**CHALLENGE:** Copy out every record below, word for word.

Stored data:
** start **
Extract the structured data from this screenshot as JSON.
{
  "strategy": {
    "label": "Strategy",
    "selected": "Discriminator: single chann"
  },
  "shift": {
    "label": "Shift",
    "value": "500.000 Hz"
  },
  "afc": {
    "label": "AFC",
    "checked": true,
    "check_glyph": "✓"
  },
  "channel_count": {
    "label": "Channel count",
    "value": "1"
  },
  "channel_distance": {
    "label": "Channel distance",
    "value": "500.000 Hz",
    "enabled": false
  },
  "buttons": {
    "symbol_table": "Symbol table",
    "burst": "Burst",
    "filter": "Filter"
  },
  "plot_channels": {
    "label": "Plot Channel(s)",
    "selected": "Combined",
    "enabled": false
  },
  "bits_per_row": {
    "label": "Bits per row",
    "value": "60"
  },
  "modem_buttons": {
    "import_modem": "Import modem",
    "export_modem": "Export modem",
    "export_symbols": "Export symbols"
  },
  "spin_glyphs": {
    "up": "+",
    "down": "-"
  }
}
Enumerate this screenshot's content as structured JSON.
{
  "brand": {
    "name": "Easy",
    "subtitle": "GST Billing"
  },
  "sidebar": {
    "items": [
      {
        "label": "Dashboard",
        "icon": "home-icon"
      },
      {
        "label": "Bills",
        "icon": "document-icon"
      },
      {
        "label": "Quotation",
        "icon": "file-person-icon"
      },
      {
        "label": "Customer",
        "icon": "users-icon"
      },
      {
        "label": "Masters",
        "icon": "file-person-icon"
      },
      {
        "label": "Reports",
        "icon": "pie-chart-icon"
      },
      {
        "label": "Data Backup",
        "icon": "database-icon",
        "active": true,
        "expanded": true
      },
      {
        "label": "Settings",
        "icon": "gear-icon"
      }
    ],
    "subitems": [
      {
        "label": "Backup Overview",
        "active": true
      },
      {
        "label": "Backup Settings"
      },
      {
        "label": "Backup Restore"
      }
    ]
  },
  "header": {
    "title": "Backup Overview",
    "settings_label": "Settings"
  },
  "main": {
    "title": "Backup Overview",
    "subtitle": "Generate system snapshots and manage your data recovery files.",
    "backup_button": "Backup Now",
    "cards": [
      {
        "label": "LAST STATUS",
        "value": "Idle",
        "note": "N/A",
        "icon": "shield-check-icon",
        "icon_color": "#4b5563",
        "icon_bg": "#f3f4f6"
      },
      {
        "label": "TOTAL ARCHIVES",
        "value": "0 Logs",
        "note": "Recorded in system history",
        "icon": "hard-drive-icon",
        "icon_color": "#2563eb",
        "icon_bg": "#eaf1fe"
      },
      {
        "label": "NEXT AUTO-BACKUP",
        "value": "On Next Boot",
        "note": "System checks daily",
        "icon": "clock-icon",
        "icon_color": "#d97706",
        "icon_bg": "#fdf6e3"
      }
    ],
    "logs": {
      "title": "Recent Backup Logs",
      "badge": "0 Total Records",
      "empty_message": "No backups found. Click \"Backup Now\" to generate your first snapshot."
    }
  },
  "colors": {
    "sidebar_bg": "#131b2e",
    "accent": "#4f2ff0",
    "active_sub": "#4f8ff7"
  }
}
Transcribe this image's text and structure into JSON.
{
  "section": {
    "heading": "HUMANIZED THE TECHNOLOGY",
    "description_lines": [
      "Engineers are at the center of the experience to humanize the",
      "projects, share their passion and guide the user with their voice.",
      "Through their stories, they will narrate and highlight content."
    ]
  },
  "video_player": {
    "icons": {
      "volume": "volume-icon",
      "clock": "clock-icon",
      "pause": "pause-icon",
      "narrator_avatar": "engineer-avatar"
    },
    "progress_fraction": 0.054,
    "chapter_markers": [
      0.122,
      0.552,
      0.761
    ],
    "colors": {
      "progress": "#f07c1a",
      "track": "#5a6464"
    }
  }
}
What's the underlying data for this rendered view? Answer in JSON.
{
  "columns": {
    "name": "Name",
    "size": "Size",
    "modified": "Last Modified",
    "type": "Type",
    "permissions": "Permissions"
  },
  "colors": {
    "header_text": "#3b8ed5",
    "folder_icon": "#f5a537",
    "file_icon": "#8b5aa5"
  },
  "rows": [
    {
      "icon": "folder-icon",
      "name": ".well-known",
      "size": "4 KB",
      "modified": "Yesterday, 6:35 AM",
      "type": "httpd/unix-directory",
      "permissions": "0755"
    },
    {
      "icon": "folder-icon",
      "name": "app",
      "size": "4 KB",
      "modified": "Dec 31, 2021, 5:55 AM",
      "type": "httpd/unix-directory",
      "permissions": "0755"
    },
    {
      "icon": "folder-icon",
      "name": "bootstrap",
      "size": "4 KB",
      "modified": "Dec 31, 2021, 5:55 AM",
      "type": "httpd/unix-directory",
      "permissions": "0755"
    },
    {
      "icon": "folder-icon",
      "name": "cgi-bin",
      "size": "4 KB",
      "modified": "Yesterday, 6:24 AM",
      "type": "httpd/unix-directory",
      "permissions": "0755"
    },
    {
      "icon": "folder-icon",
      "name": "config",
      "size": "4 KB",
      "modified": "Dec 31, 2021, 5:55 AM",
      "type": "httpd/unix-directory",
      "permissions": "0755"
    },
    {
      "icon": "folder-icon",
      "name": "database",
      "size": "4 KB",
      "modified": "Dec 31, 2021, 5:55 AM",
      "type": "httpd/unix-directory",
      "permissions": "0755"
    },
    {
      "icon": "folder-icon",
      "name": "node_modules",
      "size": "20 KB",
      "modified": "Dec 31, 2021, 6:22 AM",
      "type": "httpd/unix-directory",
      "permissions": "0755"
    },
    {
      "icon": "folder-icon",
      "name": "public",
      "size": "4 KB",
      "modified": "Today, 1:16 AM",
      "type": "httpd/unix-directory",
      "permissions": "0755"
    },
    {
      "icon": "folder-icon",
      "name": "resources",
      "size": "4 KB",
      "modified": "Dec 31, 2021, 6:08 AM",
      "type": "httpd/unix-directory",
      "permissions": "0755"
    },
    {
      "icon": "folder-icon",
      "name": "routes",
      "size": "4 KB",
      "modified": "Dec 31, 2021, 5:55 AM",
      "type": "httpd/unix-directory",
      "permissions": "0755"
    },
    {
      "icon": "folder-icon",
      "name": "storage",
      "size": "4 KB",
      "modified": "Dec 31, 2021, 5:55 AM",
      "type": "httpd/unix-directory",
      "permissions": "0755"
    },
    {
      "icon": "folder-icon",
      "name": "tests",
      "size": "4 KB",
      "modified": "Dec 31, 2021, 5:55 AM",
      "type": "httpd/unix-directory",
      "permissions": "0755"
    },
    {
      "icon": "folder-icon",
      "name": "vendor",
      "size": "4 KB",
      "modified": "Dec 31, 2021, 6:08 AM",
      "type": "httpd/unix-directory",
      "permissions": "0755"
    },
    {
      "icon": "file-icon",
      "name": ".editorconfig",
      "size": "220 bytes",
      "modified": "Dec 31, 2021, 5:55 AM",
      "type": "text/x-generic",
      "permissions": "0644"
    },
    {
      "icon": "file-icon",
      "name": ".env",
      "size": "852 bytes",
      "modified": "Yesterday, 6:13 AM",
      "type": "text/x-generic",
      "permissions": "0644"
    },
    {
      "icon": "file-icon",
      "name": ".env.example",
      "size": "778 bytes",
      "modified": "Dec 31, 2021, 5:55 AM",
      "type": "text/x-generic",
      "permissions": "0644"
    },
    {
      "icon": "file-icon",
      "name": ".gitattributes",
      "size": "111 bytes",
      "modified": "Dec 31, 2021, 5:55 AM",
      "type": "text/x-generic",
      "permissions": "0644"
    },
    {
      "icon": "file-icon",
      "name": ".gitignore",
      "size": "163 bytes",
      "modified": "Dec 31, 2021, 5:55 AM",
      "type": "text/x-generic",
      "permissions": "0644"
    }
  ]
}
** end **
**FINAL ANSWER:**
Extract the structured data from this screenshot as JSON.
{
  "strategy": {
    "label": "Strategy",
    "selected": "Discriminator: single chann"
  },
  "shift": {
    "label": "Shift",
    "value": "500.000 Hz"
  },
  "afc": {
    "label": "AFC",
    "checked": true,
    "check_glyph": "✓"
  },
  "channel_count": {
    "label": "Channel count",
    "value": "1"
  },
  "channel_distance": {
    "label": "Channel distance",
    "value": "500.000 Hz",
    "enabled": false
  },
  "buttons": {
    "symbol_table": "Symbol table",
    "burst": "Burst",
    "filter": "Filter"
  },
  "plot_channels": {
    "label": "Plot Channel(s)",
    "selected": "Combined",
    "enabled": false
  },
  "bits_per_row": {
    "label": "Bits per row",
    "value": "60"
  },
  "modem_buttons": {
    "import_modem": "Import modem",
    "export_modem": "Export modem",
    "export_symbols": "Export symbols"
  },
  "spin_glyphs": {
    "up": "+",
    "down": "-"
  }
}
Enumerate this screenshot's content as structured JSON.
{
  "brand": {
    "name": "Easy",
    "subtitle": "GST Billing"
  },
  "sidebar": {
    "items": [
      {
        "label": "Dashboard",
        "icon": "home-icon"
      },
      {
        "label": "Bills",
        "icon": "document-icon"
      },
      {
        "label": "Quotation",
        "icon": "file-person-icon"
      },
      {
        "label": "Customer",
        "icon": "users-icon"
      },
      {
        "label": "Masters",
        "icon": "file-person-icon"
      },
      {
        "label": "Reports",
        "icon": "pie-chart-icon"
      },
      {
        "label": "Data Backup",
        "icon": "database-icon",
        "active": true,
        "expanded": true
      },
      {
        "label": "Settings",
        "icon": "gear-icon"
      }
    ],
    "subitems": [
      {
        "label": "Backup Overview",
        "active": true
      },
      {
        "label": "Backup Settings"
      },
      {
        "label": "Backup Restore"
      }
    ]
  },
  "header": {
    "title": "Backup Overview",
    "settings_label": "Settings"
  },
  "main": {
    "title": "Backup Overview",
    "subtitle": "Generate system snapshots and manage your data recovery files.",
    "backup_button": "Backup Now",
    "cards": [
      {
        "label": "LAST STATUS",
        "value": "Idle",
        "note": "N/A",
        "icon": "shield-check-icon",
        "icon_color": "#4b5563",
        "icon_bg": "#f3f4f6"
      },
      {
        "label": "TOTAL ARCHIVES",
        "value": "0 Logs",
        "note": "Recorded in system history",
        "icon": "hard-drive-icon",
        "icon_color": "#2563eb",
        "icon_bg": "#eaf1fe"
      },
      {
        "label": "NEXT AUTO-BACKUP",
        "value": "On Next Boot",
        "note": "System checks daily",
        "icon": "clock-icon",
        "icon_color": "#d97706",
        "icon_bg": "#fdf6e3"
      }
    ],
    "logs": {
      "title": "Recent Backup Logs",
      "badge": "0 Total Records",
      "empty_message": "No backups found. Click \"Backup Now\" to generate your first snapshot."
    }
  },
  "colors": {
    "sidebar_bg": "#131b2e",
    "accent": "#4f2ff0",
    "active_sub": "#4f8ff7"
  }
}
Transcribe this image's text and structure into JSON.
{
  "section": {
    "heading": "HUMANIZED THE TECHNOLOGY",
    "description_lines": [
      "Engineers are at the center of the experience to humanize the",
      "projects, share their passion and guide the user with their voice.",
      "Through their stories, they will narrate and highlight content."
    ]
  },
  "video_player": {
    "icons": {
      "volume": "volume-icon",
      "clock": "clock-icon",
      "pause": "pause-icon",
      "narrator_avatar": "engineer-avatar"
    },
    "progress_fraction": 0.054,
    "chapter_markers": [
      0.122,
      0.552,
      0.761
    ],
    "colors": {
      "progress": "#f07c1a",
      "track": "#5a6464"
    }
  }
}
What's the underlying data for this rendered view? Answer in JSON.
{
  "columns": {
    "name": "Name",
    "size": "Size",
    "modified": "Last Modified",
    "type": "Type",
    "permissions": "Permissions"
  },
  "colors": {
    "header_text": "#3b8ed5",
    "folder_icon": "#f5a537",
    "file_icon": "#8b5aa5"
  },
  "rows": [
    {
      "icon": "folder-icon",
      "name": ".well-known",
      "size": "4 KB",
      "modified": "Yesterday, 6:35 AM",
      "type": "httpd/unix-directory",
      "permissions": "0755"
    },
    {
      "icon": "folder-icon",
      "name": "app",
      "size": "4 KB",
      "modified": "Dec 31, 2021, 5:55 AM",
      "type": "httpd/unix-directory",
      "permissions": "0755"
    },
    {
      "icon": "folder-icon",
      "name": "bootstrap",
      "size": "4 KB",
      "modified": "Dec 31, 2021, 5:55 AM",
      "type": "httpd/unix-directory",
      "permissions": "0755"
    },
    {
      "icon": "folder-icon",
      "name": "cgi-bin",
      "size": "4 KB",
      "modified": "Yesterday, 6:24 AM",
      "type": "httpd/unix-directory",
      "permissions": "0755"
    },
    {
      "icon": "folder-icon",
      "name": "config",
      "size": "4 KB",
      "modified": "Dec 31, 2021, 5:55 AM",
      "type": "httpd/unix-directory",
      "permissions": "0755"
    },
    {
      "icon": "folder-icon",
      "name": "database",
      "size": "4 KB",
      "modified": "Dec 31, 2021, 5:55 AM",
      "type": "httpd/unix-directory",
      "permissions": "0755"
    },
    {
      "icon": "folder-icon",
      "name": "node_modules",
      "size": "20 KB",
      "modified": "Dec 31, 2021, 6:22 AM",
      "type": "httpd/unix-directory",
      "permissions": "0755"
    },
    {
      "icon": "folder-icon",
      "name": "public",
      "size": "4 KB",
      "modified": "Today, 1:16 AM",
      "type": "httpd/unix-directory",
      "permissions": "0755"
    },
    {
      "icon": "folder-icon",
      "name": "resources",
      "size": "4 KB",
      "modified": "Dec 31, 2021, 6:08 AM",
      "type": "httpd/unix-directory",
      "permissions": "0755"
    },
    {
      "icon": "folder-icon",
      "name": "routes",
      "size": "4 KB",
      "modified": "Dec 31, 2021, 5:55 AM",
      "type": "httpd/unix-directory",
      "permissions": "0755"
    },
    {
      "icon": "folder-icon",
      "name": "storage",
      "size": "4 KB",
      "modified": "Dec 31, 2021, 5:55 AM",
      "type": "httpd/unix-directory",
      "permissions": "0755"
    },
    {
      "icon": "folder-icon",
      "name": "tests",
      "size": "4 KB",
      "modified": "Dec 31, 2021, 5:55 AM",
      "type": "httpd/unix-directory",
      "permissions": "0755"
    },
    {
      "icon": "folder-icon",
      "name": "vendor",
      "size": "4 KB",
      "modified": "Dec 31, 2021, 6:08 AM",
      "type": "httpd/unix-directory",
      "permissions": "0755"
    },
    {
      "icon": "file-icon",
      "name": ".editorconfig",
      "size": "220 bytes",
      "modified": "Dec 31, 2021, 5:55 AM",
      "type": "text/x-generic",
      "permissions": "0644"
    },
    {
      "icon": "file-icon",
      "name": ".env",
      "size": "852 bytes",
      "modified": "Yesterday, 6:13 AM",
      "type": "text/x-generic",
      "permissions": "0644"
    },
    {
      "icon": "file-icon",
      "name": ".env.example",
      "size": "778 bytes",
      "modified": "Dec 31, 2021, 5:55 AM",
      "type": "text/x-generic",
      "permissions": "0644"
    },
    {
      "icon": "file-icon",
      "name": ".gitattributes",
      "size": "111 bytes",
      "modified": "Dec 31, 2021, 5:55 AM",
      "type": "text/x-generic",
      "permissions": "0644"
    },
    {
      "icon": "file-icon",
      "name": ".gitignore",
      "size": "163 bytes",
      "modified": "Dec 31, 2021, 5:55 AM",
      "type": "text/x-generic",
      "permissions": "0644"
    }
  ]
}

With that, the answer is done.